* **Material for this exercise**
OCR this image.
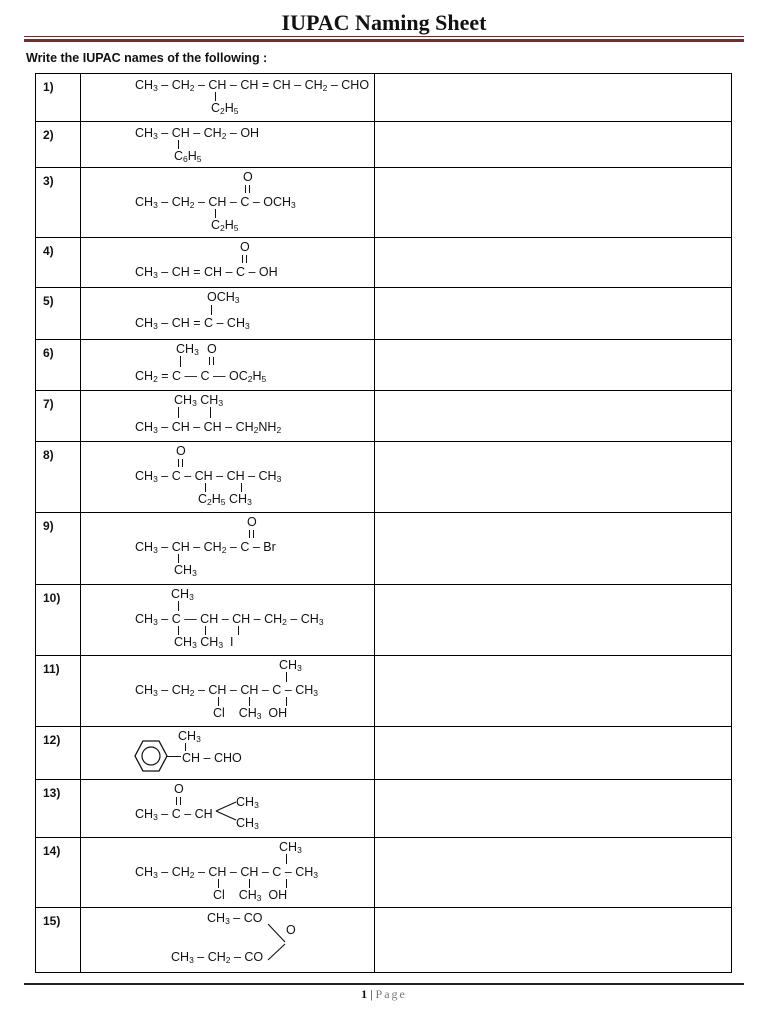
IUPAC Naming Sheet
Write the IUPAC names of the following :
1)	$CH_3 - CH_2$ – CH – CH = CH – $CH_2$ – CHO
$C_2H_5$

2)	$CH_3$ – CH – $CH_2$ – OH
$C_6H_5$

3)	O
$CH_3 - CH_2$ – CH – C – $OCH_3$
$C_2H_5$

4)	O
$CH_3$ – CH = CH – C – OH	

5)	$OCH_3$
$CH_3$ – CH = C – $CH_3$

6)	$CH_3$ O
$CH_2 = C$ — C — $OC_2H_5$

7)	$CH_3$ $CH_3$
$CH_3$ – CH – CH – $CH_2NH_2$

8)	O
$CH_3$ – C – CH – CH – $CH_3$
$C_2H_5$ $CH_3$

9)	O
$CH_3$ – CH – $CH_2$ – C – Br
$CH_3$

10)	$CH_3$
$CH_3$ – C — CH – CH – $CH_2 - CH_3$
$CH_3$ $CH_3$  I	

11)	$CH_3$
$CH_3 - CH_2$ – CH – CH – C – $CH_3$
Cl    $CH_3$  OH	

12)	$CH_3$
CH – CHO	

13)	O
$CH_3$ – C – CH
$CH_3$
$CH_3$

14)	$CH_3$
$CH_3 - CH_2$ – CH – CH – C – $CH_3$
Cl    $CH_3$  OH	

15)	$CH_3$ – CO
O
$CH_3 - CH_2$ – CO	

1 | Page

* **Goal of the exercise**
Go through the material above and print all of it exactly, except the pictures.

* **Task response**
OCR this image.
IUPAC Naming Sheet
Write the IUPAC names of the following :
1)	$CH_3 - CH_2$ – CH – CH = CH – $CH_2$ – CHO
$C_2H_5$

2)	$CH_3$ – CH – $CH_2$ – OH
$C_6H_5$

3)	O
$CH_3 - CH_2$ – CH – C – $OCH_3$
$C_2H_5$

4)	O
$CH_3$ – CH = CH – C – OH	

5)	$OCH_3$
$CH_3$ – CH = C – $CH_3$

6)	$CH_3$ O
$CH_2 = C$ — C — $OC_2H_5$

7)	$CH_3$ $CH_3$
$CH_3$ – CH – CH – $CH_2NH_2$

8)	O
$CH_3$ – C – CH – CH – $CH_3$
$C_2H_5$ $CH_3$

9)	O
$CH_3$ – CH – $CH_2$ – C – Br
$CH_3$

10)	$CH_3$
$CH_3$ – C — CH – CH – $CH_2 - CH_3$
$CH_3$ $CH_3$  I	

11)	$CH_3$
$CH_3 - CH_2$ – CH – CH – C – $CH_3$
Cl    $CH_3$  OH	

12)	$CH_3$
CH – CHO	

13)	O
$CH_3$ – C – CH
$CH_3$
$CH_3$

14)	$CH_3$
$CH_3 - CH_2$ – CH – CH – C – $CH_3$
Cl    $CH_3$  OH	

15)	$CH_3$ – CO
O
$CH_3 - CH_2$ – CO	

1 | Page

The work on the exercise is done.